LISTING >>
════════

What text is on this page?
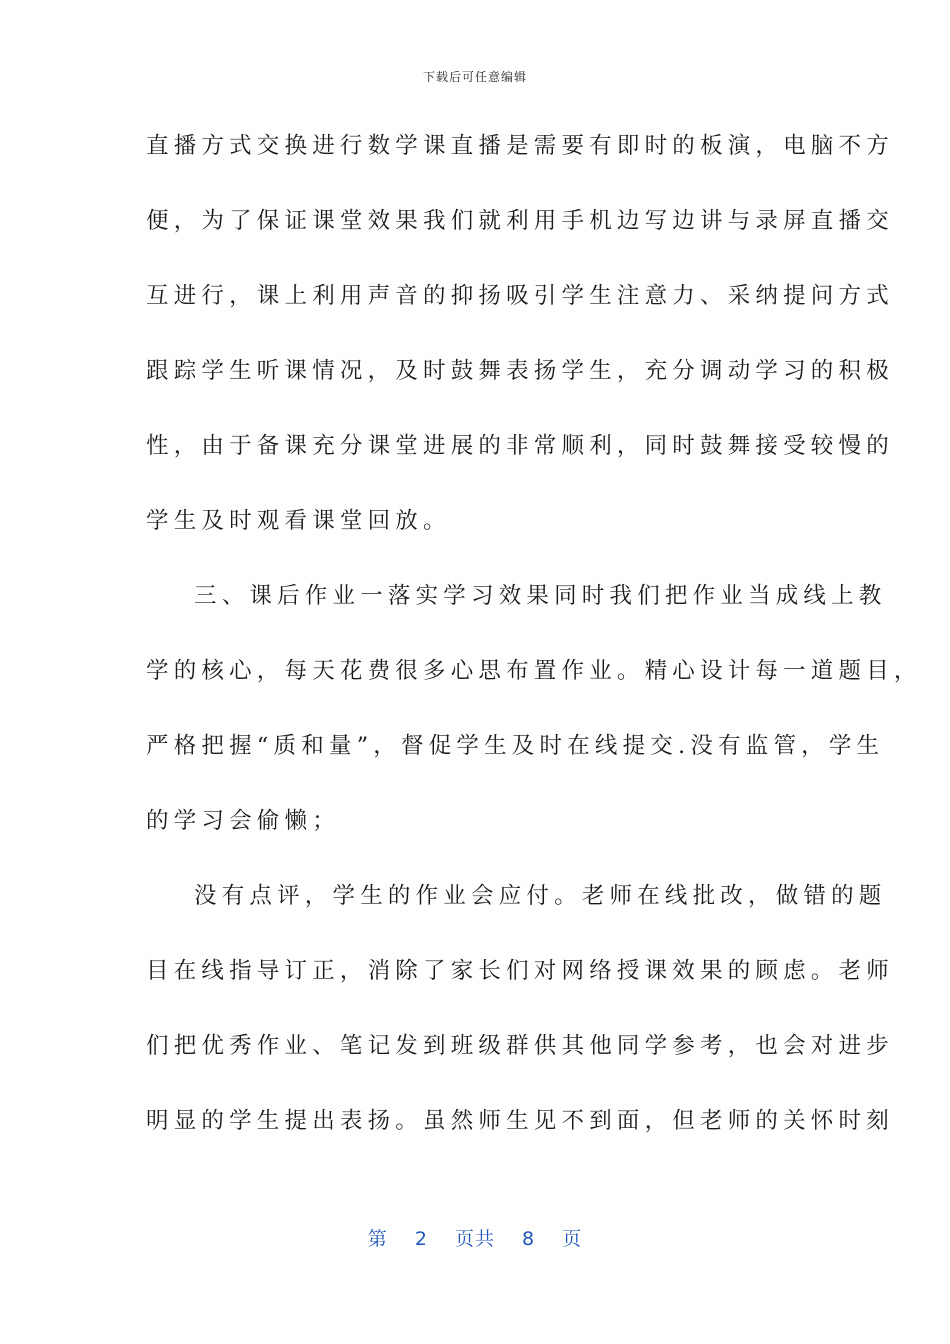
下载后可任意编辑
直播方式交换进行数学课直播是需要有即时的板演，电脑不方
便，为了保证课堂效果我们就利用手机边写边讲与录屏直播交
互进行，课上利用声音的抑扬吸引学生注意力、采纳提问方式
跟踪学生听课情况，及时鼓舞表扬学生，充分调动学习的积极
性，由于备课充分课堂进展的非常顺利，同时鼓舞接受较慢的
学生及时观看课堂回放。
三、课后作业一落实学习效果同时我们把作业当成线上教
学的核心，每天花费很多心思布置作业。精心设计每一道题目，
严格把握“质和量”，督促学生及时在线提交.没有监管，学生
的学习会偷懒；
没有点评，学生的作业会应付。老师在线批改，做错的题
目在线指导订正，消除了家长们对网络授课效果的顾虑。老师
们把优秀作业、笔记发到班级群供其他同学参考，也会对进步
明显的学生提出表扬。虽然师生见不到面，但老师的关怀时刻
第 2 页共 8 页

════════

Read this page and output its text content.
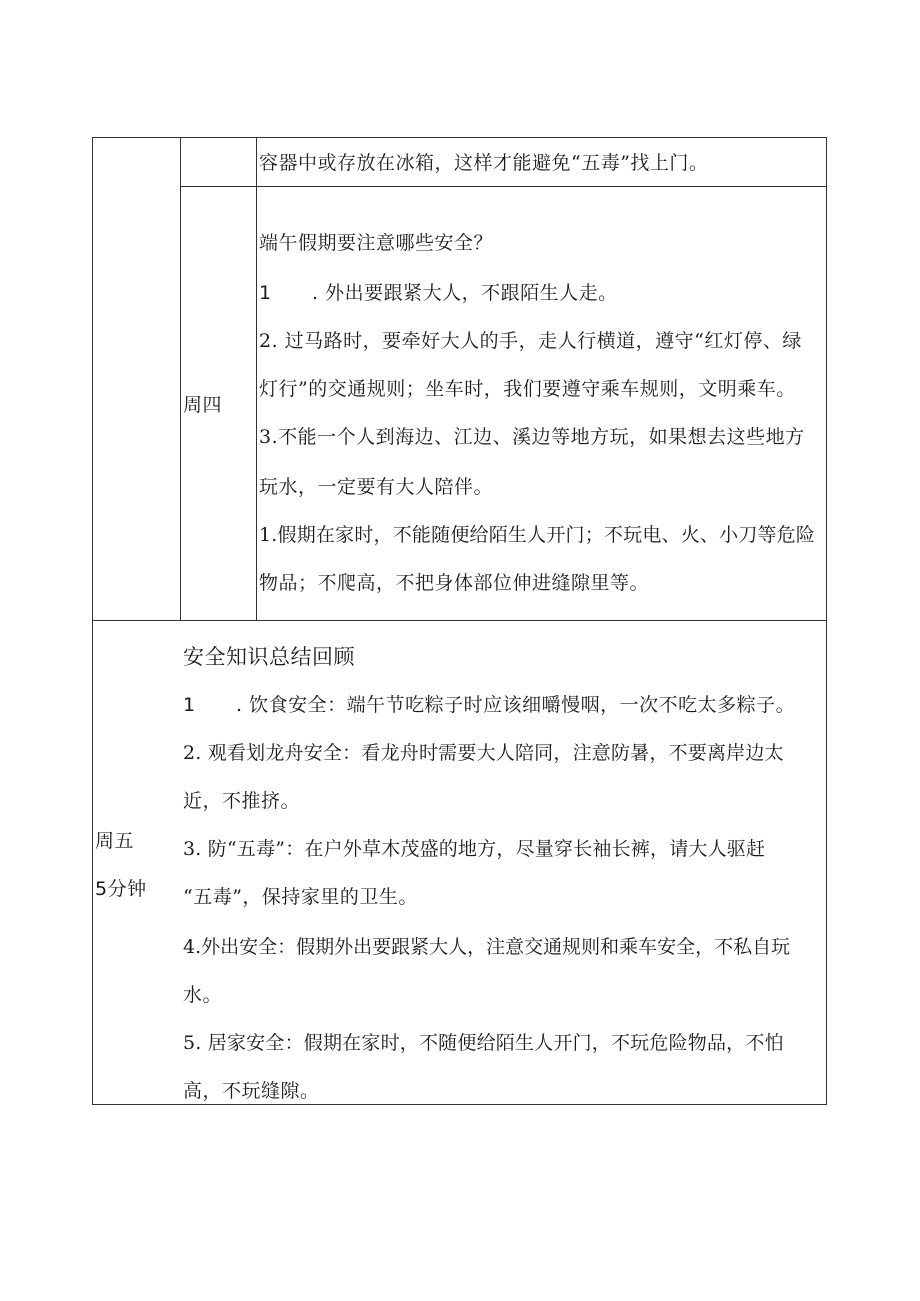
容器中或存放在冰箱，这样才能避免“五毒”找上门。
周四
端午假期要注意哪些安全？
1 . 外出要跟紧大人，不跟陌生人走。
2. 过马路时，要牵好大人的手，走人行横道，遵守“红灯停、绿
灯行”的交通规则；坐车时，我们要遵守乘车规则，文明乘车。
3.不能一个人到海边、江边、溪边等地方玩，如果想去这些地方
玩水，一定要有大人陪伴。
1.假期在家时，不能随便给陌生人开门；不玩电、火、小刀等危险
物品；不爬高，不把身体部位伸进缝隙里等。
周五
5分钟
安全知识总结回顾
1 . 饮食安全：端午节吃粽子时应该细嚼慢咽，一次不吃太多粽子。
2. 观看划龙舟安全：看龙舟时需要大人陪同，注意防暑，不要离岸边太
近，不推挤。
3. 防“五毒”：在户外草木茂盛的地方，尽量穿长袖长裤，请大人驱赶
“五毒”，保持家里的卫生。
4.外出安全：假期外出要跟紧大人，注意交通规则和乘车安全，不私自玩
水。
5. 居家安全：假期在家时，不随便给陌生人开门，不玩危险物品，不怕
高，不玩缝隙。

════════

WHAT IS NEEDED >>
Reproduce each line of the material containing the word "this".

FULL OUTPUT >>
What text is on this page?
Read this page and output its text content.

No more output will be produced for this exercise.